### Records to use
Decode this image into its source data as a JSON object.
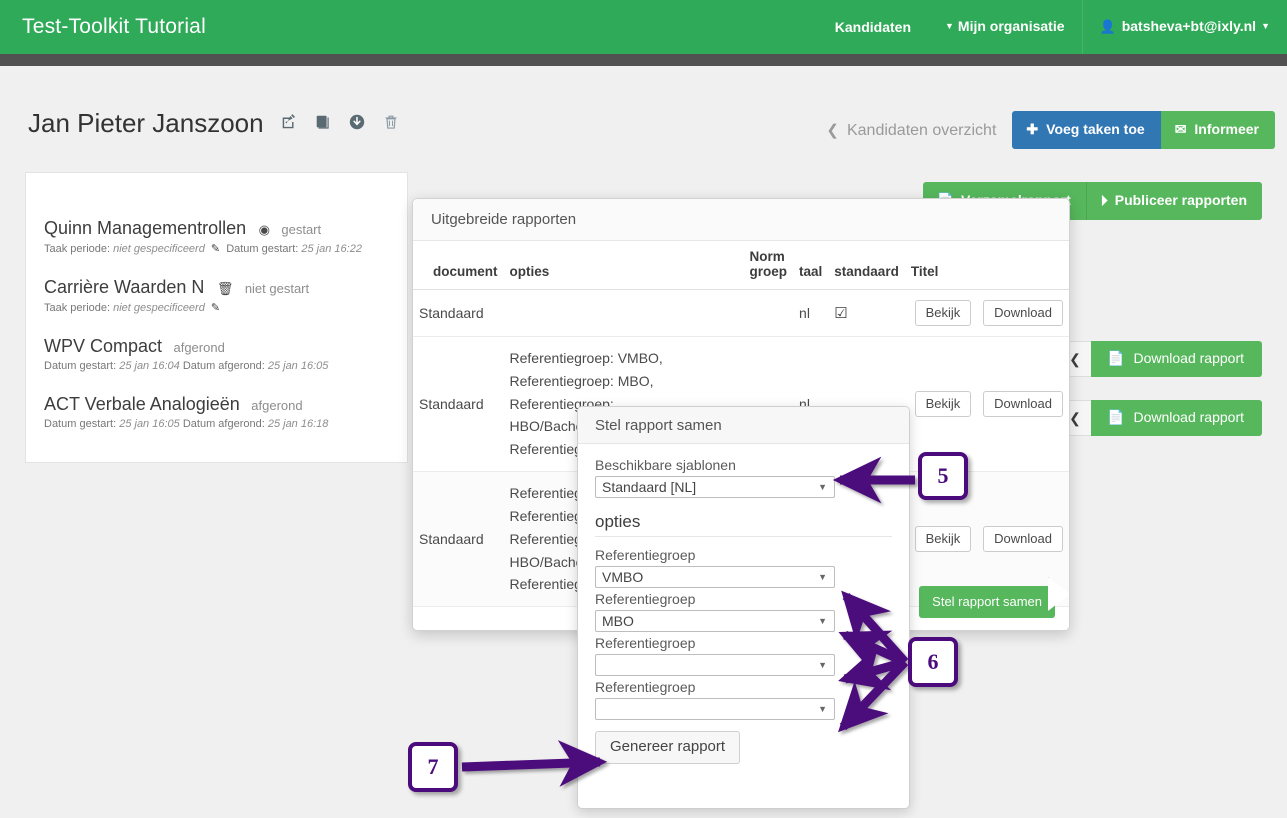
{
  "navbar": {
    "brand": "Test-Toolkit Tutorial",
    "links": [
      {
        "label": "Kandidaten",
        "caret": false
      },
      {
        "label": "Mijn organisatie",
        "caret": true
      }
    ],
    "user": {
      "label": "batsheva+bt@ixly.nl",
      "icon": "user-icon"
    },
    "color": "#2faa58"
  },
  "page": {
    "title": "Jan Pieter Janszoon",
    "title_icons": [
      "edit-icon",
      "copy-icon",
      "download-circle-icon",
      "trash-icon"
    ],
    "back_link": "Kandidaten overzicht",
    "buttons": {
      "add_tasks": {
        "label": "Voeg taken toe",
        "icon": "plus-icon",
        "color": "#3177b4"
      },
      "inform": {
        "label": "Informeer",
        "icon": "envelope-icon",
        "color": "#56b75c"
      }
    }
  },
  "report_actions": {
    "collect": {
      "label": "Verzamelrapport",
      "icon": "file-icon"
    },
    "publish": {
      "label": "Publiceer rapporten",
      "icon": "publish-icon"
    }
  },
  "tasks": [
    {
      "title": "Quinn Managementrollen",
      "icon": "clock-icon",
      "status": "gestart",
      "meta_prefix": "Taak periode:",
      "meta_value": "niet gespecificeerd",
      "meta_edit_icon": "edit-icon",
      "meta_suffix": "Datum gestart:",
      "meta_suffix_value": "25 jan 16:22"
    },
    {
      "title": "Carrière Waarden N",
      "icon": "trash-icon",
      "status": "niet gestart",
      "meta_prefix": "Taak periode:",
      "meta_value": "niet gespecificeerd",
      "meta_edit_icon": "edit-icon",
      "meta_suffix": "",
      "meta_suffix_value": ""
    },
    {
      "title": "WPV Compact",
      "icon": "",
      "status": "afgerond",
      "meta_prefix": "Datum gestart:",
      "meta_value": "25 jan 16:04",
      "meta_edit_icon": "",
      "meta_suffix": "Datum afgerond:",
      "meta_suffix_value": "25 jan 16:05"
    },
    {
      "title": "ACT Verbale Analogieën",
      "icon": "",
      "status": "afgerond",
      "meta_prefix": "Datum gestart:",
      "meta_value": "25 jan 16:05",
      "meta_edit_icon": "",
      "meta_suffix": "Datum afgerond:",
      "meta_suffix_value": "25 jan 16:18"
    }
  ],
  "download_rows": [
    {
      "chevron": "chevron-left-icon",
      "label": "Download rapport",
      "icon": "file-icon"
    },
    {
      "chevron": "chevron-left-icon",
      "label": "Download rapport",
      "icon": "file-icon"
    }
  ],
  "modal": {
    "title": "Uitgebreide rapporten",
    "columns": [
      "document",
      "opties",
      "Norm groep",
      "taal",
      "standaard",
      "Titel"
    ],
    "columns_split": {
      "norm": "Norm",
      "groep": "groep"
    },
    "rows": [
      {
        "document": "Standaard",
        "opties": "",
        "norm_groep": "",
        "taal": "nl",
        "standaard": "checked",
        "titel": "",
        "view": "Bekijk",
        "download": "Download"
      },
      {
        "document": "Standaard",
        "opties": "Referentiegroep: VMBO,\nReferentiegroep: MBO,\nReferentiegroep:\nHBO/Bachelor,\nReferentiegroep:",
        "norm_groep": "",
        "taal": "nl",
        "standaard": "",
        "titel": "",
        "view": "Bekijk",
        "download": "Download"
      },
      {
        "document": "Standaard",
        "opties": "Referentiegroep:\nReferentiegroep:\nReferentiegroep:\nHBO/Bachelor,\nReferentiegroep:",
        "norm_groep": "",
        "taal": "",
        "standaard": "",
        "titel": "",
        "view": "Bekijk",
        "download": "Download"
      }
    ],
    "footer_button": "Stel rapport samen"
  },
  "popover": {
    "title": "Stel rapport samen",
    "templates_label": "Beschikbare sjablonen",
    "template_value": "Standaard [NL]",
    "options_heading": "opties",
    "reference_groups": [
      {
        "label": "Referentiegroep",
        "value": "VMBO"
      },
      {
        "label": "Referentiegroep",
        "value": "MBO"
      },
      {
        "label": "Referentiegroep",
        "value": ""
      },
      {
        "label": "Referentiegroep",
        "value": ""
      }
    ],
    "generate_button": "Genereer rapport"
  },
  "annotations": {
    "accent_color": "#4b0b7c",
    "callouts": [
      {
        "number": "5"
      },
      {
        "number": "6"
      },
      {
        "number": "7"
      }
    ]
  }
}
==
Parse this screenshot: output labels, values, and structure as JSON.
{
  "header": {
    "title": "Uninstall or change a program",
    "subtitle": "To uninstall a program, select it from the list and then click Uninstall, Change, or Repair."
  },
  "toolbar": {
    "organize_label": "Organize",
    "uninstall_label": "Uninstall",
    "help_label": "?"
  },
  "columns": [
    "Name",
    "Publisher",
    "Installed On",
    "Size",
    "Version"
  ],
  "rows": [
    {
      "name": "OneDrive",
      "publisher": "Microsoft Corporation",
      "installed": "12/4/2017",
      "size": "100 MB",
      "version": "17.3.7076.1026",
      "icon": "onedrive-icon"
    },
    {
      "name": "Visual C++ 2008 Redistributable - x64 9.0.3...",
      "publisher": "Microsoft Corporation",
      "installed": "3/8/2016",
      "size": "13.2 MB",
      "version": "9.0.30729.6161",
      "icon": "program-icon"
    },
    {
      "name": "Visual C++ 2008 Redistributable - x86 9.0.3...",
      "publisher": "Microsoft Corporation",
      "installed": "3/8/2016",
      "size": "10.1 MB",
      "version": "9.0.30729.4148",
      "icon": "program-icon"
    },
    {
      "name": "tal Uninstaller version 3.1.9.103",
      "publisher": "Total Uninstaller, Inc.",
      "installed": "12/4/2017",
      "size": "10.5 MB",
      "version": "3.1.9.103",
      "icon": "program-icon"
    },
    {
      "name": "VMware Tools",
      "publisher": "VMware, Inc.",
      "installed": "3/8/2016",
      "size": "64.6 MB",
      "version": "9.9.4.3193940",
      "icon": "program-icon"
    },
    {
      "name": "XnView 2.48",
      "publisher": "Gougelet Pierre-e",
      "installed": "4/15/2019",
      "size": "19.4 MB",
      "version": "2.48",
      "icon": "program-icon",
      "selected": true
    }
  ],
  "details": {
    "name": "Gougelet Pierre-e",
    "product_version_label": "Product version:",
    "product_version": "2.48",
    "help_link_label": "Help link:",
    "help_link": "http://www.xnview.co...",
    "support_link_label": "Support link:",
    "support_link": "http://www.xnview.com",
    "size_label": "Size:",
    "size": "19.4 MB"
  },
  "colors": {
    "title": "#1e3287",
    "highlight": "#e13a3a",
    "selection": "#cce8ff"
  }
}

### Task description
Of the lines above, copy each that contains "JSON".

### Solution for this problem
Decode this image into its source data as a JSON object.
Parse this screenshot: output labels, values, and structure as JSON.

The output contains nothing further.